**作業内容:**
1. 記事のうち「そして、『先代旧辞本紀』はク」から「タの孫と言う点は一致します。」までの範囲を、一字も変えずに複写せよ。
2. 記事によれば、『先代旧辞本紀』はクシヒカタノミコトを何氏の始祖と記しているか。
3. 記事の中で書名として挙げられている文献をすべて列挙せよ。

**記事:**
------------------------------------------------------------

小春奈日和

赤ちゃんは、人間は、どのように言葉を獲得するの?
わが家の3女春奈と言葉の成長日記です。

479 難波と大和と神婚譚⑧

2016年02月12日 00時48分59秒 | 大国主の誕生
大国主の誕生479 ―難波と大和と神婚譚⑧―
 
 
 『日本書紀』が、オオタタネコは大物主の子、としているのに比べて『古事記』の方は、
 
大物主 ― 櫛御方命 ― 飯肩巣見命 ― 建甕槌命 ― オオタタネコと、間に3代を挟ん
でいます。 
 このことは、『古事記』の方が新しい神話を採用しているものと解釈されています。
 
 大物主の子が櫛御方命(クシミカタノミコト)というのは、『先代旧辞本紀』に登場する
天日方奇日方命(アマツヒカタクスヒカタノミコト)のことだと思われます。この奇日方命
(クシヒカタノミコト)が櫛御方命(クシヒカタノミコト)に酷似しているからなのですが、
『日本書紀』には、オオタタネコの母を奇日方天日方武茅渟祇(クシヒカタアマツヒカタ
タケチヌツミ)の娘とする異伝がある、と伝えています。
 
 『先代旧辞本紀』には、事代主が、三島溝杭耳神(ミシマノミゾクイミミ神)の娘の玉櫛媛を
娶って天日方奇日方命と媛蹈鞴五十鈴姫命(ヒメタタライスズヒメノミコト)を生んだとあり、
妹のイスズヒメが神武天皇の皇后になった、とあります。
 その一方で、同じ『先代旧辞本紀』はイスズヒメを「大三輪の大神の子」と記します。
 もっとも、『先代旧辞本紀』は、事代主を大国主の子とした上で、大国主と大物主を
同神しているので決して矛盾はしません。
 このことは『日本書紀』とも一致します。『日本書紀』もイスズヒメを、事代主が三島溝杭
耳神の娘の玉櫛媛を娶って生んだ子とし、またイスズヒメを大物主の子とも記しているの
です。さらに大物主と大国主を同神としている点も一致します。
 
 これらのことから推測するに、成立時期は不明ながら、大物主の子にクシミカタノミコト
もしくはクシヒカタノミコトがいるという伝承が存在したと思われます。
 そして、『先代旧辞本紀』はクシヒカタノミコトを、三輪氏の始祖と記しますが、『古事記』も
『日本書紀』もともに三輪氏をオオタタネコの子孫としています。
 つまり、大物主の子がオオタタネコという伝承に、大物主―クシミカタ―オオタタネコという
系譜ができ、そこに建甕槌(タケミカヅチ)をはさんだ、しかしタケミカヅチをクシミカタの子と
するのに少なからず抵抗があったのでその間に飯肩巣見命を一代挟んだのではないで
しょうか。
 
 もっとも、『先代旧辞本紀』では、事代主 ― 天日方奇日方命 ― 健飯勝命 ― 健甕尻命
またの名を健甕槌命、としており、タケミカヅチがクシヒカタの孫と言う点は一致します。

------------------------------------------------------------

**データ項目:**

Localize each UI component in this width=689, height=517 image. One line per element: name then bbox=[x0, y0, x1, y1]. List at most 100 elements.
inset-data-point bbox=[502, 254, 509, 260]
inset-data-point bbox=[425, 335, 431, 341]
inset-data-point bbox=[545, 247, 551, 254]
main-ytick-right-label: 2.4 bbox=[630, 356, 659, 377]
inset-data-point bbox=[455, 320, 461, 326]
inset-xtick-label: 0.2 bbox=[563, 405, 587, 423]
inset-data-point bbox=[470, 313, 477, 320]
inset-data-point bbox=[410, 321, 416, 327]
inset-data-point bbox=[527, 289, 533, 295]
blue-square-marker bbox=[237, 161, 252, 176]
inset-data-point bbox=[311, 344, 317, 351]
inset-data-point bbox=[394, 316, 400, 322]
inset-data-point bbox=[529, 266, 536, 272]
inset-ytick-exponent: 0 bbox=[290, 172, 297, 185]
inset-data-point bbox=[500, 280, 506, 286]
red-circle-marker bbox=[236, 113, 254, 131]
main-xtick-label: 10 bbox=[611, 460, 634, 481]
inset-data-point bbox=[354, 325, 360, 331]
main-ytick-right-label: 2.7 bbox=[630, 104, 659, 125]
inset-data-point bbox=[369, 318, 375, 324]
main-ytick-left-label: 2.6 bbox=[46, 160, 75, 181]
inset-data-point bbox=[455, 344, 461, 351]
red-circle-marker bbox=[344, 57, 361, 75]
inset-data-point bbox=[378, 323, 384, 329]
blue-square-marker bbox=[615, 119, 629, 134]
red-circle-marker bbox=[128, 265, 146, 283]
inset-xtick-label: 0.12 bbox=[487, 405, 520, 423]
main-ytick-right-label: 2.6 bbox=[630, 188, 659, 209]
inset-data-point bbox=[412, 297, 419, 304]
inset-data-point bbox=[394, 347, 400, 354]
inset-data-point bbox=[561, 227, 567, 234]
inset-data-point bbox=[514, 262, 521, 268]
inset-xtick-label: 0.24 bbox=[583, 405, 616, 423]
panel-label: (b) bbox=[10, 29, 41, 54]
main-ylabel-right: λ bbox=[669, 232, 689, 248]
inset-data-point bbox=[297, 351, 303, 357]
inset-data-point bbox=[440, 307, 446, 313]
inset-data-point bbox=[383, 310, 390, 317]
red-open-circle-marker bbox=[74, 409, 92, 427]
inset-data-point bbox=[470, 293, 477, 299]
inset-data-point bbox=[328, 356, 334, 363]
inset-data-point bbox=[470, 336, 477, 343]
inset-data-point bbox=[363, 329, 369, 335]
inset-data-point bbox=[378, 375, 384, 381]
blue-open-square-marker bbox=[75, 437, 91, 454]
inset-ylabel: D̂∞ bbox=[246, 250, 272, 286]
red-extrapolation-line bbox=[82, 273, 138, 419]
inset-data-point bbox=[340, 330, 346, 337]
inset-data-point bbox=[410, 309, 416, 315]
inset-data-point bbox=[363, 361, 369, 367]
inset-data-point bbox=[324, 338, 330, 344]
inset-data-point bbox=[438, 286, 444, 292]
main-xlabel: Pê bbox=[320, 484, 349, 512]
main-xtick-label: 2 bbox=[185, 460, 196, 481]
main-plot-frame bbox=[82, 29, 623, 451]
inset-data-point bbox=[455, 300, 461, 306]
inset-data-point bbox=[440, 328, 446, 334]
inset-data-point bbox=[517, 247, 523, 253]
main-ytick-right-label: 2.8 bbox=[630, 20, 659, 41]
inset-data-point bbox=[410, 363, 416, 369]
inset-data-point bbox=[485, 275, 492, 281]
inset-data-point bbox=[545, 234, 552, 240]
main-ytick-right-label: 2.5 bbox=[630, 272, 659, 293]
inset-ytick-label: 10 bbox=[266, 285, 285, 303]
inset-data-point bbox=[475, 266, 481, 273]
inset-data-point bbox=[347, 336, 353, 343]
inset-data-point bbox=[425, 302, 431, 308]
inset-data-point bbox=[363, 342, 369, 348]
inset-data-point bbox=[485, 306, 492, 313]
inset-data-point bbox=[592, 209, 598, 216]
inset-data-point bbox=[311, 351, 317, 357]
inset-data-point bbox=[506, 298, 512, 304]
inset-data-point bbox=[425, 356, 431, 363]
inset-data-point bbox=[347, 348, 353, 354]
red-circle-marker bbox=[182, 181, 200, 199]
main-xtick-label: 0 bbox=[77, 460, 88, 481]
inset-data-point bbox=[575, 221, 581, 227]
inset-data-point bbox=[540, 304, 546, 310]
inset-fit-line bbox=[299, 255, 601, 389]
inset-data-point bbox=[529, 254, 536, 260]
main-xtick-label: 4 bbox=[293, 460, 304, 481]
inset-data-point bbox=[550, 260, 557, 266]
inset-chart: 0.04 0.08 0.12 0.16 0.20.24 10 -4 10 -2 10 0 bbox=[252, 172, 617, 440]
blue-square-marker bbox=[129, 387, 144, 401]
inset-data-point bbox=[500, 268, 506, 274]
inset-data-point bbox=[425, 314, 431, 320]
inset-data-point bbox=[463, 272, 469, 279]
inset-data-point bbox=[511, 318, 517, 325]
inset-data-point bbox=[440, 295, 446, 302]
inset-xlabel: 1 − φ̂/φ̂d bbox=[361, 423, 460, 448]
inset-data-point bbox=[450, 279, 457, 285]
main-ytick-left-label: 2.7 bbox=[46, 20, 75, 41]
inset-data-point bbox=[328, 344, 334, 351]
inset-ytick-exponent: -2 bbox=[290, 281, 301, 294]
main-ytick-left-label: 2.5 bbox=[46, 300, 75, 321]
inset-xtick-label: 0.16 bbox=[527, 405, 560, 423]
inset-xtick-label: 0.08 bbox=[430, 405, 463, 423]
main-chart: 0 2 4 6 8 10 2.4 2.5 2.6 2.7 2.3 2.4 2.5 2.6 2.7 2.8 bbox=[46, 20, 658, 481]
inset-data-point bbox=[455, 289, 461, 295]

------------------------------------------------------------

**各作業の回答:**
1.
そして、『先代旧辞本紀』はクシヒカタノミコトを、三輪氏の始祖と記しますが、『古事記』も
『日本書紀』もともに三輪氏をオオタタネコの子孫としています。
 つまり、大物主の子がオオタタネコという伝承に、大物主―クシミカタ―オオタタネコという
系譜ができ、そこに建甕槌(タケミカヅチ)をはさんだ、しかしタケミカヅチをクシミカタの子と
するのに少なからず抵抗があったのでその間に飯肩巣見命を一代挟んだのではないで
しょうか。
 
 もっとも、『先代旧辞本紀』では、事代主 ― 天日方奇日方命 ― 健飯勝命 ― 健甕尻命
またの名を健甕槌命、としており、タケミカヅチがクシヒカタの孫と言う点は一致します。

2. 三輪氏の始祖と記している。

3. 『日本書紀』、『古事記』、『先代旧辞本紀』